▼▼▼
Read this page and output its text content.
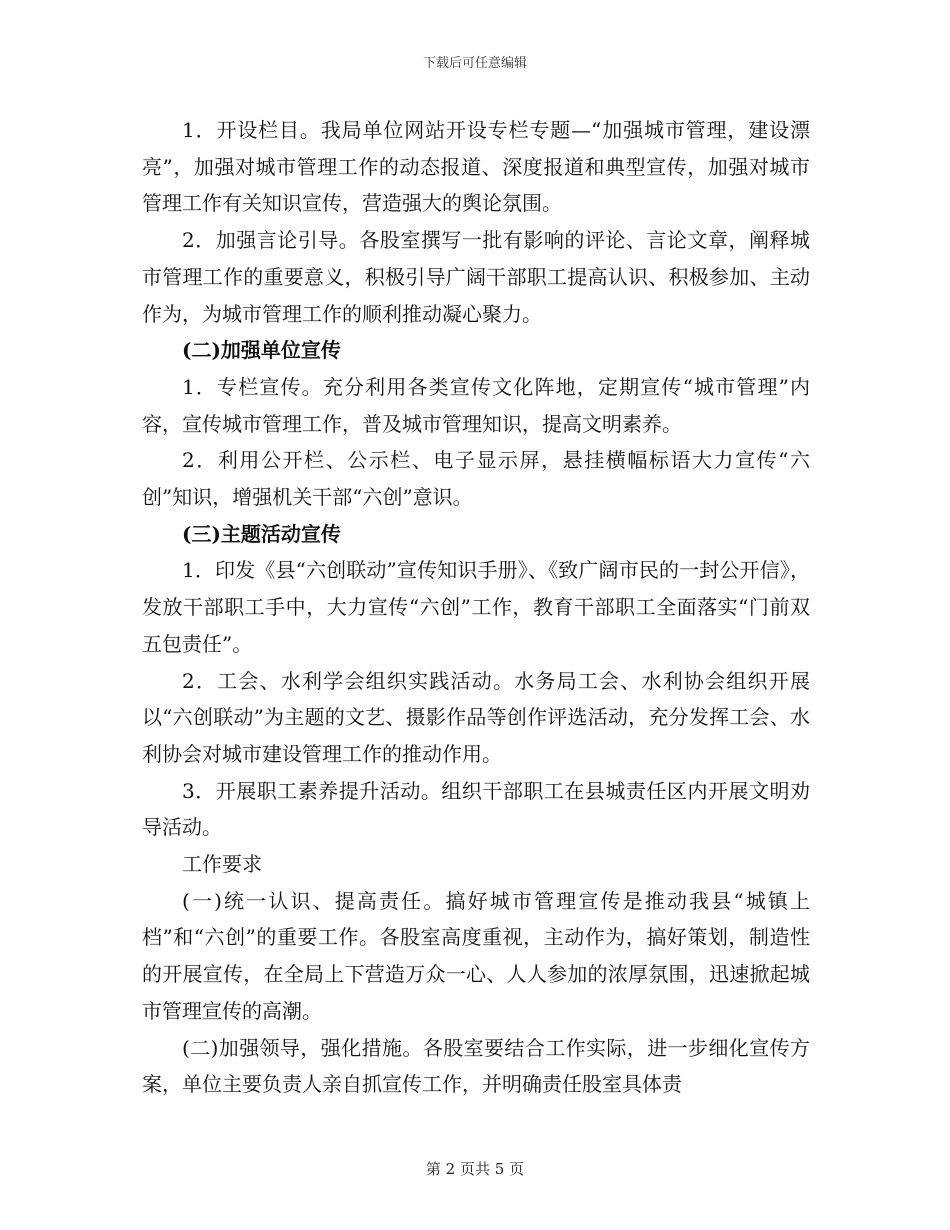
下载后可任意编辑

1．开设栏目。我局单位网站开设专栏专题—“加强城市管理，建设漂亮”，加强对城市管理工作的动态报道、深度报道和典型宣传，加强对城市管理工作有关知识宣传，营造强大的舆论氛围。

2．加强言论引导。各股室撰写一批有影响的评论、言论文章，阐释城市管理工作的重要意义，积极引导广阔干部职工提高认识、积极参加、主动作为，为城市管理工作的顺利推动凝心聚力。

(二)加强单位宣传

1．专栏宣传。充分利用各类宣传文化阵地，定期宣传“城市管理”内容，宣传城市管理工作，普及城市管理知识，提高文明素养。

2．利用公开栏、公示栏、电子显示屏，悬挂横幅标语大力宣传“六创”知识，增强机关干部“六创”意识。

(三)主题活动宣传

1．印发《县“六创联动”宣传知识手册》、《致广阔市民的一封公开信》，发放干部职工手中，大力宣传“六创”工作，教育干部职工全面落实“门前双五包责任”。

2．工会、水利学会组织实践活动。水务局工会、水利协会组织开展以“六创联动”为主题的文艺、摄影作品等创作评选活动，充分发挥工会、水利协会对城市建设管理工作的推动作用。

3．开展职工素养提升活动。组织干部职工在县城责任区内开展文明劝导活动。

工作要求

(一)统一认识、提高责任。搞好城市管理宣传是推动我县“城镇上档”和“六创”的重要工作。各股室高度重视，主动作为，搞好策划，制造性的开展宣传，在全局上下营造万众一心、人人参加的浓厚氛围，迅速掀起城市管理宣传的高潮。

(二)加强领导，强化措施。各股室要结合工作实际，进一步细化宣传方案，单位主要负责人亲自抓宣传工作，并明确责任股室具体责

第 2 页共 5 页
▲▲▲
▼▼▼
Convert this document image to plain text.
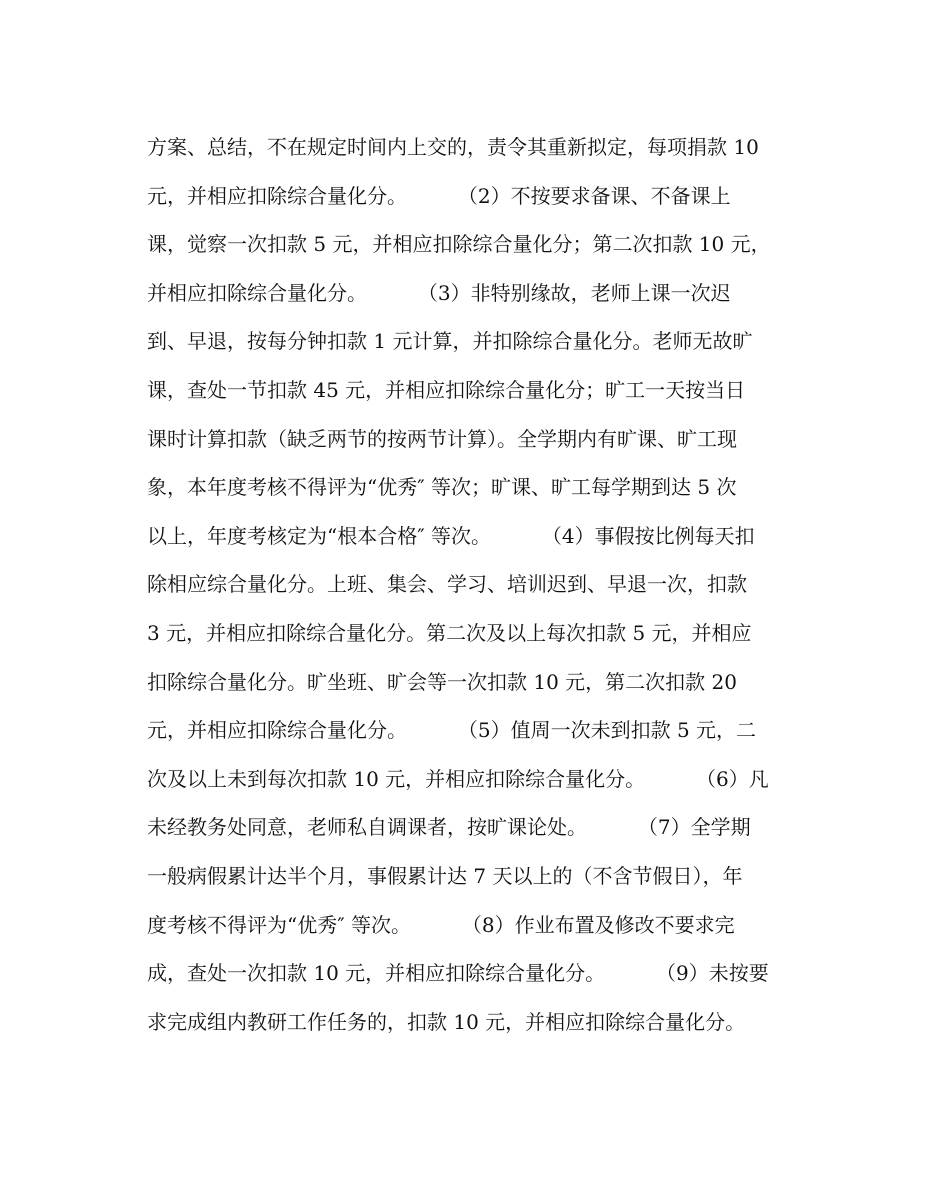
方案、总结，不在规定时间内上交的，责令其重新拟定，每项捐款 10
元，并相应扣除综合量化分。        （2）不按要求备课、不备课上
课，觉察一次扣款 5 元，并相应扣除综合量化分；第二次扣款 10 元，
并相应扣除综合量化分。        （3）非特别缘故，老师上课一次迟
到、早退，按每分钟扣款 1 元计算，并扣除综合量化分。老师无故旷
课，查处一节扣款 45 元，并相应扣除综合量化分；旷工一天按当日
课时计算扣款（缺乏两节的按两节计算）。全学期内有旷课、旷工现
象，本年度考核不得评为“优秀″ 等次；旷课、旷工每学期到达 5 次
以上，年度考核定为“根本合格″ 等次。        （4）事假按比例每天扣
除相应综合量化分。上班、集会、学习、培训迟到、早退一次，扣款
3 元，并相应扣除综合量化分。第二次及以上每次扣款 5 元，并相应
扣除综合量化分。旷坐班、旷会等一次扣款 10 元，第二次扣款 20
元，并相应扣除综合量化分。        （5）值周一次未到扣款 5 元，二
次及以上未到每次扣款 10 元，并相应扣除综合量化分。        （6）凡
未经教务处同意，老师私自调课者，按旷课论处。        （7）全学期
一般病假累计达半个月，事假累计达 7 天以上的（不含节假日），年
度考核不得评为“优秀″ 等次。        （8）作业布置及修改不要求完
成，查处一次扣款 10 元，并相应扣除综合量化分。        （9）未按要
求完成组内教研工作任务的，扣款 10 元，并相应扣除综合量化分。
▲▲▲
**SHORT EXERCISE**
Where does the word "第二次扣款" appear? Return each line that holds it.

**ANSWER IN FULL**
课，觉察一次扣款 5 元，并相应扣除综合量化分；第二次扣款 10 元，
扣除综合量化分。旷坐班、旷会等一次扣款 10 元，第二次扣款 20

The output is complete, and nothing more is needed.